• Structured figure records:
==========
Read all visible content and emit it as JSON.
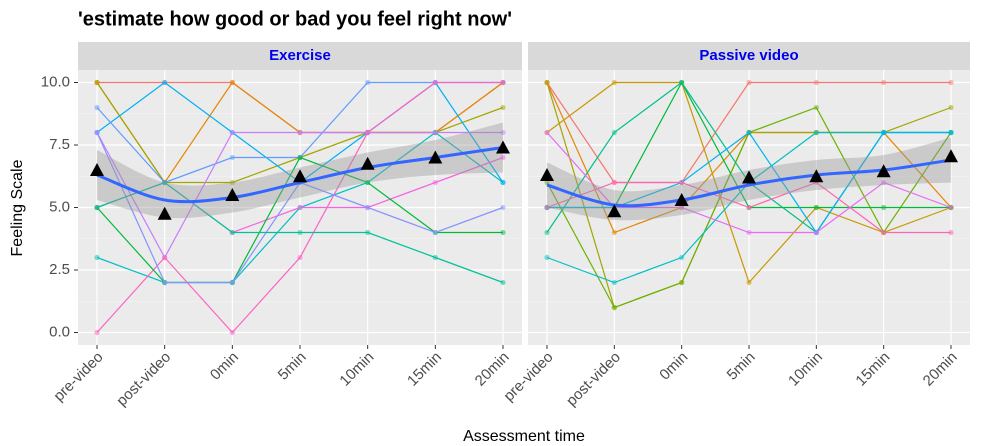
{
  "chart_data": {
    "type": "line",
    "title": "'estimate how good or bad you feel right now'",
    "xlabel": "Assessment time",
    "ylabel": "Feeling Scale",
    "categories": [
      "pre-video",
      "post-video",
      "0min",
      "5min",
      "10min",
      "15min",
      "20min"
    ],
    "ylim": [
      -0.5,
      10.5
    ],
    "yticks": [
      {
        "value": 0,
        "label": "0.0"
      },
      {
        "value": 2.5,
        "label": "2.5"
      },
      {
        "value": 5,
        "label": "5.0"
      },
      {
        "value": 7.5,
        "label": "7.5"
      },
      {
        "value": 10,
        "label": "10.0"
      }
    ],
    "grid": true,
    "panels": [
      {
        "title": "Exercise",
        "series": [
          {
            "color": "#F8766D",
            "values": [
              10,
              10,
              10,
              8,
              8,
              8,
              10
            ]
          },
          {
            "color": "#E58700",
            "values": [
              10,
              6,
              10,
              8,
              8,
              8,
              10
            ]
          },
          {
            "color": "#A3A500",
            "values": [
              10,
              6,
              6,
              7,
              8,
              8,
              9
            ]
          },
          {
            "color": "#00BFC4",
            "values": [
              3,
              2,
              2,
              5,
              6,
              8,
              6
            ]
          },
          {
            "color": "#00B0F6",
            "values": [
              8,
              10,
              8,
              6,
              8,
              10,
              6
            ]
          },
          {
            "color": "#619CFF",
            "values": [
              9,
              6,
              7,
              7,
              10,
              10,
              10
            ]
          },
          {
            "color": "#C77CFF",
            "values": [
              8,
              3,
              8,
              8,
              8,
              8,
              8
            ]
          },
          {
            "color": "#FF61C3",
            "values": [
              0,
              3,
              0,
              3,
              8,
              10,
              10
            ]
          },
          {
            "color": "#F564E3",
            "values": [
              5,
              6,
              4,
              5,
              5,
              6,
              7
            ]
          },
          {
            "color": "#00BA38",
            "values": [
              5,
              2,
              2,
              7,
              6,
              4,
              4
            ]
          },
          {
            "color": "#8494FF",
            "values": [
              8,
              2,
              2,
              6,
              5,
              4,
              5
            ]
          },
          {
            "color": "#00C19A",
            "values": [
              5,
              6,
              4,
              4,
              4,
              3,
              2
            ]
          }
        ],
        "means": [
          6.5,
          4.75,
          5.5,
          6.25,
          6.75,
          7.0,
          7.4
        ],
        "smooth": [
          6.3,
          5.3,
          5.4,
          6.0,
          6.6,
          7.0,
          7.4
        ],
        "smooth_low": [
          5.3,
          4.6,
          4.8,
          5.4,
          6.0,
          6.3,
          6.4
        ],
        "smooth_high": [
          7.3,
          6.0,
          6.0,
          6.6,
          7.2,
          7.7,
          8.4
        ]
      },
      {
        "title": "Passive video",
        "series": [
          {
            "color": "#F8766D",
            "values": [
              10,
              6,
              6,
              10,
              10,
              10,
              10
            ]
          },
          {
            "color": "#E58700",
            "values": [
              10,
              4,
              5,
              8,
              8,
              8,
              5
            ]
          },
          {
            "color": "#C99800",
            "values": [
              8,
              10,
              10,
              2,
              5,
              4,
              5
            ]
          },
          {
            "color": "#A3A500",
            "values": [
              10,
              1,
              2,
              8,
              8,
              8,
              9
            ]
          },
          {
            "color": "#6BB100",
            "values": [
              6,
              1,
              2,
              8,
              9,
              4,
              8
            ]
          },
          {
            "color": "#00BA38",
            "values": [
              5,
              5,
              10,
              5,
              5,
              5,
              5
            ]
          },
          {
            "color": "#00C08B",
            "values": [
              4,
              8,
              10,
              6,
              4,
              8,
              8
            ]
          },
          {
            "color": "#00BFC4",
            "values": [
              3,
              2,
              3,
              6,
              8,
              8,
              8
            ]
          },
          {
            "color": "#00B4F0",
            "values": [
              5,
              5,
              6,
              8,
              4,
              8,
              8
            ]
          },
          {
            "color": "#FF64B0",
            "values": [
              5,
              6,
              6,
              5,
              6,
              4,
              4
            ]
          },
          {
            "color": "#E76BF3",
            "values": [
              8,
              5,
              5,
              4,
              4,
              6,
              5
            ]
          }
        ],
        "means": [
          6.3,
          4.85,
          5.3,
          6.2,
          6.25,
          6.45,
          7.05
        ],
        "smooth": [
          5.9,
          5.1,
          5.3,
          5.9,
          6.3,
          6.5,
          6.9
        ],
        "smooth_low": [
          5.0,
          4.5,
          4.7,
          5.3,
          5.7,
          5.9,
          6.0
        ],
        "smooth_high": [
          6.8,
          5.7,
          5.9,
          6.5,
          6.9,
          7.1,
          7.8
        ]
      }
    ]
  }
}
==========
• EXERCISE DIRECTIONS:
Count the lines that hold the string "title", and reply with that number alone.

• RESULT FOR THIS TASK:
3